» Directions: In full and without alteration, give the listing again.

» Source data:
*-*-*

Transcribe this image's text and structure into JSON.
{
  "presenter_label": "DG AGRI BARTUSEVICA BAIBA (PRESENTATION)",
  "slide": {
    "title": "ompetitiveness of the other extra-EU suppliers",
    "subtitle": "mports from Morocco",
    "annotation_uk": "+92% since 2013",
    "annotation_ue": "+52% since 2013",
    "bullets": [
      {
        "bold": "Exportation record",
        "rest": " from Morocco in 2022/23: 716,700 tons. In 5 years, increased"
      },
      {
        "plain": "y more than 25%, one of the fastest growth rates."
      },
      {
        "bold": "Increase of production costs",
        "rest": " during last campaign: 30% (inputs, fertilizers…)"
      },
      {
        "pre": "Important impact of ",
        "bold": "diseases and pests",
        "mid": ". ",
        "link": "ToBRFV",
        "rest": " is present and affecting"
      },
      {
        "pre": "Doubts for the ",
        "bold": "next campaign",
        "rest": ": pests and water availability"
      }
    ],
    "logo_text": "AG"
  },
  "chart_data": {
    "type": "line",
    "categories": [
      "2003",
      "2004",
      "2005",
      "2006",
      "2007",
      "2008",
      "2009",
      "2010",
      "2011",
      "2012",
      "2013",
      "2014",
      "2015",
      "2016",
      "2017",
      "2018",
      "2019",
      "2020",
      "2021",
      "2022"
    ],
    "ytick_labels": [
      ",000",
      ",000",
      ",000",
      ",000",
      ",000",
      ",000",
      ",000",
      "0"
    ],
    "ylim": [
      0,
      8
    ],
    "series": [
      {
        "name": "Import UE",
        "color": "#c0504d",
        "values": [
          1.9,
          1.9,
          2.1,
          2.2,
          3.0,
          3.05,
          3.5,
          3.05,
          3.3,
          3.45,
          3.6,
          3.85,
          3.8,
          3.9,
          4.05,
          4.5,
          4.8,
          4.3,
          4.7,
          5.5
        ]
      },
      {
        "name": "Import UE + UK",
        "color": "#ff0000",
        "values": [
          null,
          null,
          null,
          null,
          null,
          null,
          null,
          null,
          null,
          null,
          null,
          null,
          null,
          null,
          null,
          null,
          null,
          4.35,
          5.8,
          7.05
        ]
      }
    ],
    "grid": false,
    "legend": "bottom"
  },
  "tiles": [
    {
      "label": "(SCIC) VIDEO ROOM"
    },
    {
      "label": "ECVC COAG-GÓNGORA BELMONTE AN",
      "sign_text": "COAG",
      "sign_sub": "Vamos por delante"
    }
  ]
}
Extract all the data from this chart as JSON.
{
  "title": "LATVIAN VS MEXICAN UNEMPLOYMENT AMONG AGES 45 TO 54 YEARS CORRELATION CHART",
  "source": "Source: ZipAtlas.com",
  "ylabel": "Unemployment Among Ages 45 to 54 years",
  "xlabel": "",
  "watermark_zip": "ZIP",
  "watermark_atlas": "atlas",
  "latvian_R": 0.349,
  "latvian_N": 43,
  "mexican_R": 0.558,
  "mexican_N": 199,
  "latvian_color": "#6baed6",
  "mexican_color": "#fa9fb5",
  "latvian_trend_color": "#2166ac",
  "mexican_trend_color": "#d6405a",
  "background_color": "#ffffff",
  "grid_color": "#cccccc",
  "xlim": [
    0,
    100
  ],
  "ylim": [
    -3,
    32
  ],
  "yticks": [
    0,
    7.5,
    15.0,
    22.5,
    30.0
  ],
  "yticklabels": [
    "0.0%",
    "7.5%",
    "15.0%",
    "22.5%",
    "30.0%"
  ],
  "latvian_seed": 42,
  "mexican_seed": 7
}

*-*-*

» Task result:
Transcribe this image's text and structure into JSON.
{
  "presenter_label": "DG AGRI BARTUSEVICA BAIBA (PRESENTATION)",
  "slide": {
    "title": "ompetitiveness of the other extra-EU suppliers",
    "subtitle": "mports from Morocco",
    "annotation_uk": "+92% since 2013",
    "annotation_ue": "+52% since 2013",
    "bullets": [
      {
        "bold": "Exportation record",
        "rest": " from Morocco in 2022/23: 716,700 tons. In 5 years, increased"
      },
      {
        "plain": "y more than 25%, one of the fastest growth rates."
      },
      {
        "bold": "Increase of production costs",
        "rest": " during last campaign: 30% (inputs, fertilizers…)"
      },
      {
        "pre": "Important impact of ",
        "bold": "diseases and pests",
        "mid": ". ",
        "link": "ToBRFV",
        "rest": " is present and affecting"
      },
      {
        "pre": "Doubts for the ",
        "bold": "next campaign",
        "rest": ": pests and water availability"
      }
    ],
    "logo_text": "AG"
  },
  "chart_data": {
    "type": "line",
    "categories": [
      "2003",
      "2004",
      "2005",
      "2006",
      "2007",
      "2008",
      "2009",
      "2010",
      "2011",
      "2012",
      "2013",
      "2014",
      "2015",
      "2016",
      "2017",
      "2018",
      "2019",
      "2020",
      "2021",
      "2022"
    ],
    "ytick_labels": [
      ",000",
      ",000",
      ",000",
      ",000",
      ",000",
      ",000",
      ",000",
      "0"
    ],
    "ylim": [
      0,
      8
    ],
    "series": [
      {
        "name": "Import UE",
        "color": "#c0504d",
        "values": [
          1.9,
          1.9,
          2.1,
          2.2,
          3.0,
          3.05,
          3.5,
          3.05,
          3.3,
          3.45,
          3.6,
          3.85,
          3.8,
          3.9,
          4.05,
          4.5,
          4.8,
          4.3,
          4.7,
          5.5
        ]
      },
      {
        "name": "Import UE + UK",
        "color": "#ff0000",
        "values": [
          null,
          null,
          null,
          null,
          null,
          null,
          null,
          null,
          null,
          null,
          null,
          null,
          null,
          null,
          null,
          null,
          null,
          4.35,
          5.8,
          7.05
        ]
      }
    ],
    "grid": false,
    "legend": "bottom"
  },
  "tiles": [
    {
      "label": "(SCIC) VIDEO ROOM"
    },
    {
      "label": "ECVC COAG-GÓNGORA BELMONTE AN",
      "sign_text": "COAG",
      "sign_sub": "Vamos por delante"
    }
  ]
}
Extract all the data from this chart as JSON.
{
  "title": "LATVIAN VS MEXICAN UNEMPLOYMENT AMONG AGES 45 TO 54 YEARS CORRELATION CHART",
  "source": "Source: ZipAtlas.com",
  "ylabel": "Unemployment Among Ages 45 to 54 years",
  "xlabel": "",
  "watermark_zip": "ZIP",
  "watermark_atlas": "atlas",
  "latvian_R": 0.349,
  "latvian_N": 43,
  "mexican_R": 0.558,
  "mexican_N": 199,
  "latvian_color": "#6baed6",
  "mexican_color": "#fa9fb5",
  "latvian_trend_color": "#2166ac",
  "mexican_trend_color": "#d6405a",
  "background_color": "#ffffff",
  "grid_color": "#cccccc",
  "xlim": [
    0,
    100
  ],
  "ylim": [
    -3,
    32
  ],
  "yticks": [
    0,
    7.5,
    15.0,
    22.5,
    30.0
  ],
  "yticklabels": [
    "0.0%",
    "7.5%",
    "15.0%",
    "22.5%",
    "30.0%"
  ],
  "latvian_seed": 42,
  "mexican_seed": 7
}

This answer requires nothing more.